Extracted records

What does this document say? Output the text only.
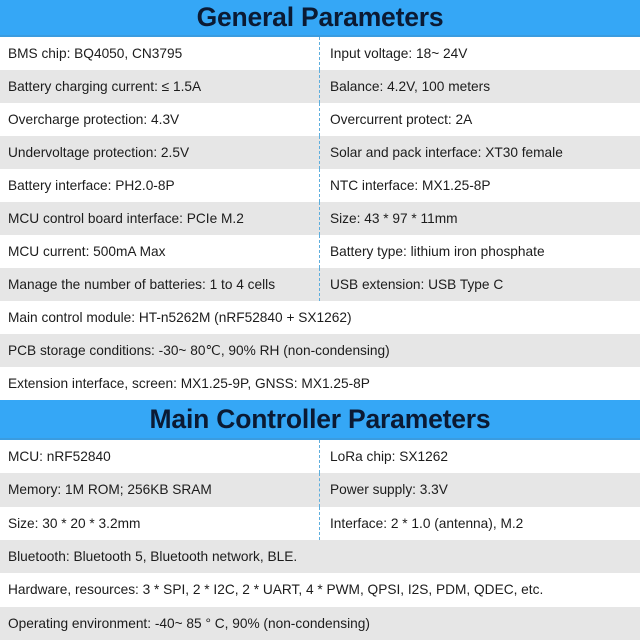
General Parameters
BMS chip: BQ4050, CN3795	Input voltage: 18~ 24V
Battery charging current: ≤ 1.5A	Balance: 4.2V, 100 meters
Overcharge protection: 4.3V	Overcurrent protect: 2A
Undervoltage protection: 2.5V	Solar and pack interface: XT30 female
Battery interface: PH2.0-8P	NTC interface: MX1.25-8P
MCU control board interface: PCIe M.2	Size: 43 * 97 * 11mm
MCU current: 500mA Max	Battery type: lithium iron phosphate
Manage the number of batteries: 1 to 4 cells	USB extension: USB Type C
Main control module: HT-n5262M (nRF52840 + SX1262)
PCB storage conditions: -30~ 80℃, 90% RH (non-condensing)
Extension interface, screen: MX1.25-9P, GNSS: MX1.25-8P
Main Controller Parameters
MCU: nRF52840	LoRa chip: SX1262
Memory: 1M ROM; 256KB SRAM	Power supply: 3.3V
Size: 30 * 20 * 3.2mm	Interface: 2 * 1.0 (antenna), M.2
Bluetooth: Bluetooth 5, Bluetooth network, BLE.
Hardware, resources: 3 * SPI, 2 * I2C, 2 * UART, 4 * PWM, QPSI, I2S, PDM, QDEC, etc.
Operating environment: -40~ 85 ° C, 90% (non-condensing)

* **Task to complete**:
Write all the lines above out again exactly, minus the images.

* **Solved exercise**:
What does this document say? Output the text only.
General Parameters
BMS chip: BQ4050, CN3795	Input voltage: 18~ 24V
Battery charging current: ≤ 1.5A	Balance: 4.2V, 100 meters
Overcharge protection: 4.3V	Overcurrent protect: 2A
Undervoltage protection: 2.5V	Solar and pack interface: XT30 female
Battery interface: PH2.0-8P	NTC interface: MX1.25-8P
MCU control board interface: PCIe M.2	Size: 43 * 97 * 11mm
MCU current: 500mA Max	Battery type: lithium iron phosphate
Manage the number of batteries: 1 to 4 cells	USB extension: USB Type C
Main control module: HT-n5262M (nRF52840 + SX1262)
PCB storage conditions: -30~ 80℃, 90% RH (non-condensing)
Extension interface, screen: MX1.25-9P, GNSS: MX1.25-8P
Main Controller Parameters
MCU: nRF52840	LoRa chip: SX1262
Memory: 1M ROM; 256KB SRAM	Power supply: 3.3V
Size: 30 * 20 * 3.2mm	Interface: 2 * 1.0 (antenna), M.2
Bluetooth: Bluetooth 5, Bluetooth network, BLE.
Hardware, resources: 3 * SPI, 2 * I2C, 2 * UART, 4 * PWM, QPSI, I2S, PDM, QDEC, etc.
Operating environment: -40~ 85 ° C, 90% (non-condensing)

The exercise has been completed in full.